◆ **TASK TO COMPLETE**:
Pick out all lines with the word "activity" from the records that follow.

◆ **STORED DATA**:
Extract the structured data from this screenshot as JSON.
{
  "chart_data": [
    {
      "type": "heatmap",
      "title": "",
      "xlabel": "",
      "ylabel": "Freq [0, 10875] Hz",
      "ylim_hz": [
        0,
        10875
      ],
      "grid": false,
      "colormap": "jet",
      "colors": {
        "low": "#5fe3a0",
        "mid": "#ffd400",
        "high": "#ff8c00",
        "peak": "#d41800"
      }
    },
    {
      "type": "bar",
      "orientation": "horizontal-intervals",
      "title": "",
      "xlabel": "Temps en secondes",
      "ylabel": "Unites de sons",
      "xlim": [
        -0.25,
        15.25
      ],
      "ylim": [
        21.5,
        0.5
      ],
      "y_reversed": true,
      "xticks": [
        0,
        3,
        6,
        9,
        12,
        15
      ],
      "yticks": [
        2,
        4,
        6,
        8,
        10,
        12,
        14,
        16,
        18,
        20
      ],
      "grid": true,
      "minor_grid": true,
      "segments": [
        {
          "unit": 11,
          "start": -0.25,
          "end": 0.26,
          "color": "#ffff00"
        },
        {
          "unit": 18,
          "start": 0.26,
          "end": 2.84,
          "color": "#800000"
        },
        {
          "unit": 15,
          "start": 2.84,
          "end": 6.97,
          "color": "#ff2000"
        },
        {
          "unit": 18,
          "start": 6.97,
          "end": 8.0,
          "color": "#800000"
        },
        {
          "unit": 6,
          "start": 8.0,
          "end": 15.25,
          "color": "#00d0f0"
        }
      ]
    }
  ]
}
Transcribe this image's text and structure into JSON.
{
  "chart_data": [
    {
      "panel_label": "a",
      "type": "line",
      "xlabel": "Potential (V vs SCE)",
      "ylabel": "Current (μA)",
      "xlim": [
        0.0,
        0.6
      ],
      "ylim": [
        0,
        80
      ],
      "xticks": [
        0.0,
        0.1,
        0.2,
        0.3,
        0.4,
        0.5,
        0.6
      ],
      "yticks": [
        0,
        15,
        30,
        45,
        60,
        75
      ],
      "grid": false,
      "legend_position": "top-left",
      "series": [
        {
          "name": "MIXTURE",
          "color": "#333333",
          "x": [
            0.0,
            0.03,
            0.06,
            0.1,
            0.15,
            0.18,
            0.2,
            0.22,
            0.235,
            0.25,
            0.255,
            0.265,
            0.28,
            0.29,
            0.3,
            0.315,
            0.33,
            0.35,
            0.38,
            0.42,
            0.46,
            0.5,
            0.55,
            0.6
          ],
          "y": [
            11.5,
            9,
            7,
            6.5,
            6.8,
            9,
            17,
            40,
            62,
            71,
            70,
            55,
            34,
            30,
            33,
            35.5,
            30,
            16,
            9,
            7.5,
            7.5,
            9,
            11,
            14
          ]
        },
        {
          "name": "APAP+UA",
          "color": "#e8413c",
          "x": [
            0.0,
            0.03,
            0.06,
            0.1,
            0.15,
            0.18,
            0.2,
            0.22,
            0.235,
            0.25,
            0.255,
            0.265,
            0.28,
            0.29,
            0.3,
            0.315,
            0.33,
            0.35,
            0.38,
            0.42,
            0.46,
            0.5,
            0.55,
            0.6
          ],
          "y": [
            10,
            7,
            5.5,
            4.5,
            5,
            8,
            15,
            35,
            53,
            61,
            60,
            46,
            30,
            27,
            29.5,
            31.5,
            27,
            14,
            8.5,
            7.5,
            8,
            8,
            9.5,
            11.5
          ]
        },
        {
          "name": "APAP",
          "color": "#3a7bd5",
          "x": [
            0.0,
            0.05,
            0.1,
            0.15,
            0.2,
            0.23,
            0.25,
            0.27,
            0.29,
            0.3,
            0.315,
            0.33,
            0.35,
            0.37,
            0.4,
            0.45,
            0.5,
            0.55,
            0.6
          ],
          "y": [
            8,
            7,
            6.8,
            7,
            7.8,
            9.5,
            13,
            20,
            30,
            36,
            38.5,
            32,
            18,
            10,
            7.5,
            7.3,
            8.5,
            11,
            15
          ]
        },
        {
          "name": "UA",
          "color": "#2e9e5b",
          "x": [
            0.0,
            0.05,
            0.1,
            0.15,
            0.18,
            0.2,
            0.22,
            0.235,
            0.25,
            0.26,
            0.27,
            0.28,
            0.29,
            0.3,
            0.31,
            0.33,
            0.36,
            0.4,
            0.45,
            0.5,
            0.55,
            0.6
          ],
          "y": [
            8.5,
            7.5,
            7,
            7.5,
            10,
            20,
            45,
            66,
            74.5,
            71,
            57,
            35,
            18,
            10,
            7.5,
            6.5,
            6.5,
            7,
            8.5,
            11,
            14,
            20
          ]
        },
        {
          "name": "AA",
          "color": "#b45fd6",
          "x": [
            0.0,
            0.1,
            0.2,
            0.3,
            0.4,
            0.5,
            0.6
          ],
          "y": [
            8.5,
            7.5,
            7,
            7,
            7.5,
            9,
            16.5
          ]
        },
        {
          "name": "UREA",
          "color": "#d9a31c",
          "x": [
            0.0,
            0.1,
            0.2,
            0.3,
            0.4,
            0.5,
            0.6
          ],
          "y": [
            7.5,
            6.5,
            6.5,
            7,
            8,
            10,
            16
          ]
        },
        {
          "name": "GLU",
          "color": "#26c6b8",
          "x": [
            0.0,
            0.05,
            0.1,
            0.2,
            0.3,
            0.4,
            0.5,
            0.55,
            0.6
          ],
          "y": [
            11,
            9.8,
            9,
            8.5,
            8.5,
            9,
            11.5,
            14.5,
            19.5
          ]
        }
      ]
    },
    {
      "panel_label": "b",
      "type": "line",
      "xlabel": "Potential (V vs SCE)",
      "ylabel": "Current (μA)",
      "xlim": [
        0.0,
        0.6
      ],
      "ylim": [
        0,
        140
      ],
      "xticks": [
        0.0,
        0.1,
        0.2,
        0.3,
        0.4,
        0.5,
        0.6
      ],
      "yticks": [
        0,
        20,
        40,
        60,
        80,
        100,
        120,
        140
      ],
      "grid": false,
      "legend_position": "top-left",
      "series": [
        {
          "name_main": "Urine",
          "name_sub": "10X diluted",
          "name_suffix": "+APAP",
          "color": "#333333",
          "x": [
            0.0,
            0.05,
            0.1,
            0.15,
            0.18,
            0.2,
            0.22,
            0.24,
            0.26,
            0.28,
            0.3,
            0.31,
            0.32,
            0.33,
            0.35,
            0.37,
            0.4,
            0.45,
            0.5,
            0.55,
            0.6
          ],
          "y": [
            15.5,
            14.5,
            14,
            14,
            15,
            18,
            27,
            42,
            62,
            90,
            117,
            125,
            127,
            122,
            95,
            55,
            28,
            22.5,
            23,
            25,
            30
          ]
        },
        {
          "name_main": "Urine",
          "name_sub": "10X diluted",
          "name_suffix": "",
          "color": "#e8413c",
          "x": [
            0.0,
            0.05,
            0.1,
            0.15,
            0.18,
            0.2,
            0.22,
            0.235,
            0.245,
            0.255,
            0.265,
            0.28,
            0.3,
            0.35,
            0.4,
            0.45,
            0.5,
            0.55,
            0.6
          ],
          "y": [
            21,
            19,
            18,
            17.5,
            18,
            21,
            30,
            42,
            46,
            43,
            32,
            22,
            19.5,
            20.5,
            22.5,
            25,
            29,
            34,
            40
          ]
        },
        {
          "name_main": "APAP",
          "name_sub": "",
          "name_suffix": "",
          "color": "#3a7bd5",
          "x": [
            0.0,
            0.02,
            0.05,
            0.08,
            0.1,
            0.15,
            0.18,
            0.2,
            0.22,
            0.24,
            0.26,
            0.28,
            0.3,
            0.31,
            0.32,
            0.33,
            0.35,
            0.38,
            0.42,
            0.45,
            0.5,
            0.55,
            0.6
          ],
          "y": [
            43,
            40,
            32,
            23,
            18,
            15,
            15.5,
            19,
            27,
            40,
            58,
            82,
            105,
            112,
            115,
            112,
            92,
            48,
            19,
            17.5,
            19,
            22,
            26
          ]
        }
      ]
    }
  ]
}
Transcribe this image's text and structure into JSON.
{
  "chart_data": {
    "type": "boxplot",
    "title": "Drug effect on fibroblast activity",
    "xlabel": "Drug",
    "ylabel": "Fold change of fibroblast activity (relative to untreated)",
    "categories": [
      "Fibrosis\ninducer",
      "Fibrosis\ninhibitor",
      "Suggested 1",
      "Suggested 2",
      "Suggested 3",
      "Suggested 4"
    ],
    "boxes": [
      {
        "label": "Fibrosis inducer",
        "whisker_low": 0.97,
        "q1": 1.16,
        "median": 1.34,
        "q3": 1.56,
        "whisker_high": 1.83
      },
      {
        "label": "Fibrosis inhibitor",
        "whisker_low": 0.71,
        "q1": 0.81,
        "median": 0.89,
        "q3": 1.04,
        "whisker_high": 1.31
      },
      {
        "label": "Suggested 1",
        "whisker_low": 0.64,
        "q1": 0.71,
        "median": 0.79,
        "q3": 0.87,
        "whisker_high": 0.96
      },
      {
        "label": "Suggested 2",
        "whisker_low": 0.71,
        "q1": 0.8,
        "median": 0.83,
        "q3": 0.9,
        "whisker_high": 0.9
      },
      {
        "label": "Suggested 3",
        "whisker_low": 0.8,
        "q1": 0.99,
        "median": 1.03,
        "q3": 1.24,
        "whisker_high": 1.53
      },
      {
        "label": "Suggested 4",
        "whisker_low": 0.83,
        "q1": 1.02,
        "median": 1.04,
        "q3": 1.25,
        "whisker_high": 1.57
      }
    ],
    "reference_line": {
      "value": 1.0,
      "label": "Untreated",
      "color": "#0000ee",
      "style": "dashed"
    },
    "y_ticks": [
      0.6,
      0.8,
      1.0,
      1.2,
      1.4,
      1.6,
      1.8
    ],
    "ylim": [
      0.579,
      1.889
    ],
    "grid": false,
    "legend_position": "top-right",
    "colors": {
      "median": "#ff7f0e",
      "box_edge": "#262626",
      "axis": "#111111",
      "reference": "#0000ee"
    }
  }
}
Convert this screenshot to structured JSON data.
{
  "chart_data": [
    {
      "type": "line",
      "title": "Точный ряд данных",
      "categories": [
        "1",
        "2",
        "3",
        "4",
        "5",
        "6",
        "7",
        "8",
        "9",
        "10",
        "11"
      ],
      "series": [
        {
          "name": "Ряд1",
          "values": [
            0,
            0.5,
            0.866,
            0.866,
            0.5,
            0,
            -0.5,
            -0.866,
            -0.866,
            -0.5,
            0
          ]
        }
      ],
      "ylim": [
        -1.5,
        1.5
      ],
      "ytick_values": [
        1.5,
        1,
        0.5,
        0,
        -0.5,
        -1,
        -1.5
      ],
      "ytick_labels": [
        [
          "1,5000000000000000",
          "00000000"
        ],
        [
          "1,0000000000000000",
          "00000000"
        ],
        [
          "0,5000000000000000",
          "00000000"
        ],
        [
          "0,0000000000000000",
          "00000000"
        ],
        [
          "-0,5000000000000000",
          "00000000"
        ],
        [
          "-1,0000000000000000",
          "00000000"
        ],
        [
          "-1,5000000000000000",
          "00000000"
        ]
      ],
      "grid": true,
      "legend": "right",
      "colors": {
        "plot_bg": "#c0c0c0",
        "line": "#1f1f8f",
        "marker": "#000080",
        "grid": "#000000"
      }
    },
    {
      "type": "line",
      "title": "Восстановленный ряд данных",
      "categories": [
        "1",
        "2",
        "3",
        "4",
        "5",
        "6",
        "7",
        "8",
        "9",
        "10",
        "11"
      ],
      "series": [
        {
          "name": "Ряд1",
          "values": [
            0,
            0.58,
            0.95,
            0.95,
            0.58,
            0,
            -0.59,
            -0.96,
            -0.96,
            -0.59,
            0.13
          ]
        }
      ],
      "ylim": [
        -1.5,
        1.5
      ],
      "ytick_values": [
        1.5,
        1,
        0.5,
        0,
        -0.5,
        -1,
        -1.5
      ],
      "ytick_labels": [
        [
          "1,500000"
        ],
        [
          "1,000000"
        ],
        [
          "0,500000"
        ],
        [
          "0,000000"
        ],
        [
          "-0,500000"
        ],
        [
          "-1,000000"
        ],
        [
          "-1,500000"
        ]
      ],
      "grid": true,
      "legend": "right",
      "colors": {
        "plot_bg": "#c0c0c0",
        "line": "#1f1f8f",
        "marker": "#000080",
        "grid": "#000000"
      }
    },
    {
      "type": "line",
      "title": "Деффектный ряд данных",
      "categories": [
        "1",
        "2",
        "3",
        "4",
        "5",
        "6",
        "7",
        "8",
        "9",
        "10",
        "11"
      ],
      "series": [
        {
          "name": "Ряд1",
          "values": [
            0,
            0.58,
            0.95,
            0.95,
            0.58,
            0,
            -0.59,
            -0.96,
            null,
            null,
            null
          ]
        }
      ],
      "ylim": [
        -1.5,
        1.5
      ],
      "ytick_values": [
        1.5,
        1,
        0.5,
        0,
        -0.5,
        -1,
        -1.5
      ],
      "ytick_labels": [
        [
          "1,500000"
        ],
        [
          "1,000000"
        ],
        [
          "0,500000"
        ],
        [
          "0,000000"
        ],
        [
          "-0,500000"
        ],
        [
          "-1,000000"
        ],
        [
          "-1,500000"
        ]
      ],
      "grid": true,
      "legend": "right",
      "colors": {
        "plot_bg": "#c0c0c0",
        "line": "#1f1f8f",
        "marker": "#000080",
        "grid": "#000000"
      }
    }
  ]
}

◆ **TASK OUTPUT**:
    "title": "Drug effect on fibroblast activity",
    "ylabel": "Fold change of fibroblast activity (relative to untreated)",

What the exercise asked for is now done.